[Data entries]
----

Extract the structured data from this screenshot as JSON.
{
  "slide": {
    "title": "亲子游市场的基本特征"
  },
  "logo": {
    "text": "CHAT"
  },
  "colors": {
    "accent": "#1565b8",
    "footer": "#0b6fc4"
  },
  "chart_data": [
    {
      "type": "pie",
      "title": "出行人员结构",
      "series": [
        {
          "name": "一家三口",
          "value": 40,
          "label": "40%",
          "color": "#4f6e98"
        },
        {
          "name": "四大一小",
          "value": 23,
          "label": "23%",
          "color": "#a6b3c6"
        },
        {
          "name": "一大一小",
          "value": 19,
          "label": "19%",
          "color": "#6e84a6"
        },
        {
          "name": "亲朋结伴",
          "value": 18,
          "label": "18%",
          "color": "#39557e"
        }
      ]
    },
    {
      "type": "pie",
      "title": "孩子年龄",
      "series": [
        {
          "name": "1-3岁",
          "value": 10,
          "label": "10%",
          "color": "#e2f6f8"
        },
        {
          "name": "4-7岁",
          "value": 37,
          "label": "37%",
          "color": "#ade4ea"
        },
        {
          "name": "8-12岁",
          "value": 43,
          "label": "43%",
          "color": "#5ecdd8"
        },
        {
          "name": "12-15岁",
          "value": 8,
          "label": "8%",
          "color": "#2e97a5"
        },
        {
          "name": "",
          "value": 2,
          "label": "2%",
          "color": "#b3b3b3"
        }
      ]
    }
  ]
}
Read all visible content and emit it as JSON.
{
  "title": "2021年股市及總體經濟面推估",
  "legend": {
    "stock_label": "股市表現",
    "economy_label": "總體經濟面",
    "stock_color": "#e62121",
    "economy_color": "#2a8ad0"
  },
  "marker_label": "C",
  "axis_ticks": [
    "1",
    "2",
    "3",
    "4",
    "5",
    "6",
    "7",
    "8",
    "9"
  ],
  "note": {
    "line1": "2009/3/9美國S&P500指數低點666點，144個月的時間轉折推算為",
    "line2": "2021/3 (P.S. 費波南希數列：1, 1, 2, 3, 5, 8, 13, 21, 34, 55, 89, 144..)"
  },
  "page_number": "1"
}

----

### Exercise objective
Each record must be returned exactly as it is written.

### Solution to the exercise
Extract the structured data from this screenshot as JSON.
{
  "slide": {
    "title": "亲子游市场的基本特征"
  },
  "logo": {
    "text": "CHAT"
  },
  "colors": {
    "accent": "#1565b8",
    "footer": "#0b6fc4"
  },
  "chart_data": [
    {
      "type": "pie",
      "title": "出行人员结构",
      "series": [
        {
          "name": "一家三口",
          "value": 40,
          "label": "40%",
          "color": "#4f6e98"
        },
        {
          "name": "四大一小",
          "value": 23,
          "label": "23%",
          "color": "#a6b3c6"
        },
        {
          "name": "一大一小",
          "value": 19,
          "label": "19%",
          "color": "#6e84a6"
        },
        {
          "name": "亲朋结伴",
          "value": 18,
          "label": "18%",
          "color": "#39557e"
        }
      ]
    },
    {
      "type": "pie",
      "title": "孩子年龄",
      "series": [
        {
          "name": "1-3岁",
          "value": 10,
          "label": "10%",
          "color": "#e2f6f8"
        },
        {
          "name": "4-7岁",
          "value": 37,
          "label": "37%",
          "color": "#ade4ea"
        },
        {
          "name": "8-12岁",
          "value": 43,
          "label": "43%",
          "color": "#5ecdd8"
        },
        {
          "name": "12-15岁",
          "value": 8,
          "label": "8%",
          "color": "#2e97a5"
        },
        {
          "name": "",
          "value": 2,
          "label": "2%",
          "color": "#b3b3b3"
        }
      ]
    }
  ]
}
Read all visible content and emit it as JSON.
{
  "title": "2021年股市及總體經濟面推估",
  "legend": {
    "stock_label": "股市表現",
    "economy_label": "總體經濟面",
    "stock_color": "#e62121",
    "economy_color": "#2a8ad0"
  },
  "marker_label": "C",
  "axis_ticks": [
    "1",
    "2",
    "3",
    "4",
    "5",
    "6",
    "7",
    "8",
    "9"
  ],
  "note": {
    "line1": "2009/3/9美國S&P500指數低點666點，144個月的時間轉折推算為",
    "line2": "2021/3 (P.S. 費波南希數列：1, 1, 2, 3, 5, 8, 13, 21, 34, 55, 89, 144..)"
  },
  "page_number": "1"
}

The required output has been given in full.